▼
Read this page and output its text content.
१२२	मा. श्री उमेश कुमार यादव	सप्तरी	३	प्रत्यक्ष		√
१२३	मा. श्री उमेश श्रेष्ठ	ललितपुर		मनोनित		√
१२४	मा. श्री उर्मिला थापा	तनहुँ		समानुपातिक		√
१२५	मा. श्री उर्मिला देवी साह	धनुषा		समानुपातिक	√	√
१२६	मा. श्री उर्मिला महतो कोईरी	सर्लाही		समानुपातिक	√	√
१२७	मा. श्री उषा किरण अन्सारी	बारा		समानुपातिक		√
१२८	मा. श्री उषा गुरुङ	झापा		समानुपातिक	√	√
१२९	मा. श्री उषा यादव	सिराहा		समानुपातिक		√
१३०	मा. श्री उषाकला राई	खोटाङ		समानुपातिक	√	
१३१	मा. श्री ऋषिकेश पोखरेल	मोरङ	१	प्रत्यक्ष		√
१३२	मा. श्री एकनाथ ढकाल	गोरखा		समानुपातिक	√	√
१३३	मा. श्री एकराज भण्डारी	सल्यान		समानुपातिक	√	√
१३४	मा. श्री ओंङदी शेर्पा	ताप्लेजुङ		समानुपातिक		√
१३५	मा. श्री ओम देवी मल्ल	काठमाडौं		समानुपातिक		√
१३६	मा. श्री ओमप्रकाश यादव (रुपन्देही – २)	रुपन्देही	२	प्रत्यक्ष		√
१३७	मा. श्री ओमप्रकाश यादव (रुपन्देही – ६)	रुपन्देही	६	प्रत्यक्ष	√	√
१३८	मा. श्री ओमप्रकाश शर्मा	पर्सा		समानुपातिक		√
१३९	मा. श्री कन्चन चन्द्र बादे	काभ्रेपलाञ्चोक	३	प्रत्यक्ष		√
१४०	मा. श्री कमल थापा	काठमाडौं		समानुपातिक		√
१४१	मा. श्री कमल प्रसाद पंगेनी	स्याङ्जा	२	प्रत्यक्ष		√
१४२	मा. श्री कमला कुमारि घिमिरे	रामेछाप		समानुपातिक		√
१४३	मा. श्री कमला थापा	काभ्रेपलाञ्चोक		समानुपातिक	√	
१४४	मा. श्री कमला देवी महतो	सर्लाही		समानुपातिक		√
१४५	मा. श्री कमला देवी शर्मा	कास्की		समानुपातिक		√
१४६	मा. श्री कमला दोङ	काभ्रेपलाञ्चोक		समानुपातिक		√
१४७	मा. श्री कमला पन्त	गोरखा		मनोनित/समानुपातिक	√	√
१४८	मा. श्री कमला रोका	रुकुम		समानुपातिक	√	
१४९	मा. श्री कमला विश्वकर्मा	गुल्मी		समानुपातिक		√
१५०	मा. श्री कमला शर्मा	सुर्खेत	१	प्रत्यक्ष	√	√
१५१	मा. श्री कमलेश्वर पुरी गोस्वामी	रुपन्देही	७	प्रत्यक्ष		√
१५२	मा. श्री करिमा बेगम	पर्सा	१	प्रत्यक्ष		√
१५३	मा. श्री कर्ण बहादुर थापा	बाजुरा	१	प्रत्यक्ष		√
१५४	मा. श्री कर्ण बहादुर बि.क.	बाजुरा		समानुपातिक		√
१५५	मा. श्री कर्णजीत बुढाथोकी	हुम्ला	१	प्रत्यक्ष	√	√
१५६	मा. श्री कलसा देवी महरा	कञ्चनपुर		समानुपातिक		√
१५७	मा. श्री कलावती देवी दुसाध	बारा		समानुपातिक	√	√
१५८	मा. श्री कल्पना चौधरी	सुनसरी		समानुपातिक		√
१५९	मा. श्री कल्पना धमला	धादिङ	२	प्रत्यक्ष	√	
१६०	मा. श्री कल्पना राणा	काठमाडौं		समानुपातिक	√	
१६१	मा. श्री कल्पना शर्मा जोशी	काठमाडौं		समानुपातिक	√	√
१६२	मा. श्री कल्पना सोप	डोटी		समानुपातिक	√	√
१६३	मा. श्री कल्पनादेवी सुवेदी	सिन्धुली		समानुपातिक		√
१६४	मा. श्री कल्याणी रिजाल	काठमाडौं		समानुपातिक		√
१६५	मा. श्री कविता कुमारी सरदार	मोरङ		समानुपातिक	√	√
▲
▼
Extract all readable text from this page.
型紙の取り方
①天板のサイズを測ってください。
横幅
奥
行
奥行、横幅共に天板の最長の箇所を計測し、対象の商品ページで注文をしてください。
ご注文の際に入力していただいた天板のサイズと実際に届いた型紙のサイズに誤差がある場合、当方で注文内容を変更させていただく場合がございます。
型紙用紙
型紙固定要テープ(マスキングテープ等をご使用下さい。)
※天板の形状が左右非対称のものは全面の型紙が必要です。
▲
*WHAT IS REQUIRED*: Where a line above contains the string "this", copy that line.

*TASK SOLUTION*:
Read this page and output its text content.
Extract all readable text from this page.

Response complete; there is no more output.